- **Given exercise**: Write out each line of the material again, word for word.

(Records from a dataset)
========
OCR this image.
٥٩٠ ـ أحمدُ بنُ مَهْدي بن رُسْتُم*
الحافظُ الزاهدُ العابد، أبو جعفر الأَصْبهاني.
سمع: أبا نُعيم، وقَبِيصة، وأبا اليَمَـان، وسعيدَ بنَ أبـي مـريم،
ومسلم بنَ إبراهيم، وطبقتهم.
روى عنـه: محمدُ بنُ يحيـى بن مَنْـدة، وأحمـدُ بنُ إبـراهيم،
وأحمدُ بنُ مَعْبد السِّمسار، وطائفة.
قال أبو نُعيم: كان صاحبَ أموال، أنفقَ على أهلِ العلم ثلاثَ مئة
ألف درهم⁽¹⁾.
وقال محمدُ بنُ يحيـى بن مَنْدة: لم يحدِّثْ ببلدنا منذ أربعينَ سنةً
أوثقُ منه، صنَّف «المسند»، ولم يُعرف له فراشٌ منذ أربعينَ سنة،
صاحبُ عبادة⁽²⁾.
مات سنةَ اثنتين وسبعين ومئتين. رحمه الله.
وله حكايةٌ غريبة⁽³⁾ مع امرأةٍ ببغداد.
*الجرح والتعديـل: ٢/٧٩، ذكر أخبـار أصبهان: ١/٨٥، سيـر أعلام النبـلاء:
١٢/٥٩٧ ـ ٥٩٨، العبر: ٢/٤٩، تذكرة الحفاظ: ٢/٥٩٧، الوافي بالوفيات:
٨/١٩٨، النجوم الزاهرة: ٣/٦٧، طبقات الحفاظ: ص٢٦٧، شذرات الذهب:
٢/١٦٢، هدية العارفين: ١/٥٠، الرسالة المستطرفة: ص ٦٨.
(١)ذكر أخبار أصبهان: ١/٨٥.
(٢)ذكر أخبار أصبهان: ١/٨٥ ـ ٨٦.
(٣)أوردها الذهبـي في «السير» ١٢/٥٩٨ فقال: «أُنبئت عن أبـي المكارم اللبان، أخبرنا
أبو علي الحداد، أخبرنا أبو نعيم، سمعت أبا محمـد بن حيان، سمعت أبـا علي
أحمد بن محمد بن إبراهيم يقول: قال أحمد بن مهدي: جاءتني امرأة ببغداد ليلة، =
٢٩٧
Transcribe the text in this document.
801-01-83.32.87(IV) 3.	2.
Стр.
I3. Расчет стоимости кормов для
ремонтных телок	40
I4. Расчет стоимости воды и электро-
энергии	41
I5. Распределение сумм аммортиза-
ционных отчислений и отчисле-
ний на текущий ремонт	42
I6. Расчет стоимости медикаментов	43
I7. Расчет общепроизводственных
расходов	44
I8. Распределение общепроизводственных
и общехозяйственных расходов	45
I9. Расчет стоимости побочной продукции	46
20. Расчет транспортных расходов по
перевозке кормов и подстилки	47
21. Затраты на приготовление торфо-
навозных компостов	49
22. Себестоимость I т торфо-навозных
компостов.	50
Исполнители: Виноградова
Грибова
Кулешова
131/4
========
- **Result of this exercise**:
OCR this image.
٥٩٠ ـ أحمدُ بنُ مَهْدي بن رُسْتُم*
الحافظُ الزاهدُ العابد، أبو جعفر الأَصْبهاني.
سمع: أبا نُعيم، وقَبِيصة، وأبا اليَمَـان، وسعيدَ بنَ أبـي مـريم،
ومسلم بنَ إبراهيم، وطبقتهم.
روى عنـه: محمدُ بنُ يحيـى بن مَنْـدة، وأحمـدُ بنُ إبـراهيم،
وأحمدُ بنُ مَعْبد السِّمسار، وطائفة.
قال أبو نُعيم: كان صاحبَ أموال، أنفقَ على أهلِ العلم ثلاثَ مئة
ألف درهم⁽¹⁾.
وقال محمدُ بنُ يحيـى بن مَنْدة: لم يحدِّثْ ببلدنا منذ أربعينَ سنةً
أوثقُ منه، صنَّف «المسند»، ولم يُعرف له فراشٌ منذ أربعينَ سنة،
صاحبُ عبادة⁽²⁾.
مات سنةَ اثنتين وسبعين ومئتين. رحمه الله.
وله حكايةٌ غريبة⁽³⁾ مع امرأةٍ ببغداد.
*الجرح والتعديـل: ٢/٧٩، ذكر أخبـار أصبهان: ١/٨٥، سيـر أعلام النبـلاء:
١٢/٥٩٧ ـ ٥٩٨، العبر: ٢/٤٩، تذكرة الحفاظ: ٢/٥٩٧، الوافي بالوفيات:
٨/١٩٨، النجوم الزاهرة: ٣/٦٧، طبقات الحفاظ: ص٢٦٧، شذرات الذهب:
٢/١٦٢، هدية العارفين: ١/٥٠، الرسالة المستطرفة: ص ٦٨.
(١)ذكر أخبار أصبهان: ١/٨٥.
(٢)ذكر أخبار أصبهان: ١/٨٥ ـ ٨٦.
(٣)أوردها الذهبـي في «السير» ١٢/٥٩٨ فقال: «أُنبئت عن أبـي المكارم اللبان، أخبرنا
أبو علي الحداد، أخبرنا أبو نعيم، سمعت أبا محمـد بن حيان، سمعت أبـا علي
أحمد بن محمد بن إبراهيم يقول: قال أحمد بن مهدي: جاءتني امرأة ببغداد ليلة، =
٢٩٧
Transcribe the text in this document.
801-01-83.32.87(IV) 3.	2.
Стр.
I3. Расчет стоимости кормов для
ремонтных телок	40
I4. Расчет стоимости воды и электро-
энергии	41
I5. Распределение сумм аммортиза-
ционных отчислений и отчисле-
ний на текущий ремонт	42
I6. Расчет стоимости медикаментов	43
I7. Расчет общепроизводственных
расходов	44
I8. Распределение общепроизводственных
и общехозяйственных расходов	45
I9. Расчет стоимости побочной продукции	46
20. Расчет транспортных расходов по
перевозке кормов и подстилки	47
21. Затраты на приготовление торфо-
навозных компостов	49
22. Себестоимость I т торфо-навозных
компостов.	50
Исполнители: Виноградова
Грибова
Кулешова
131/4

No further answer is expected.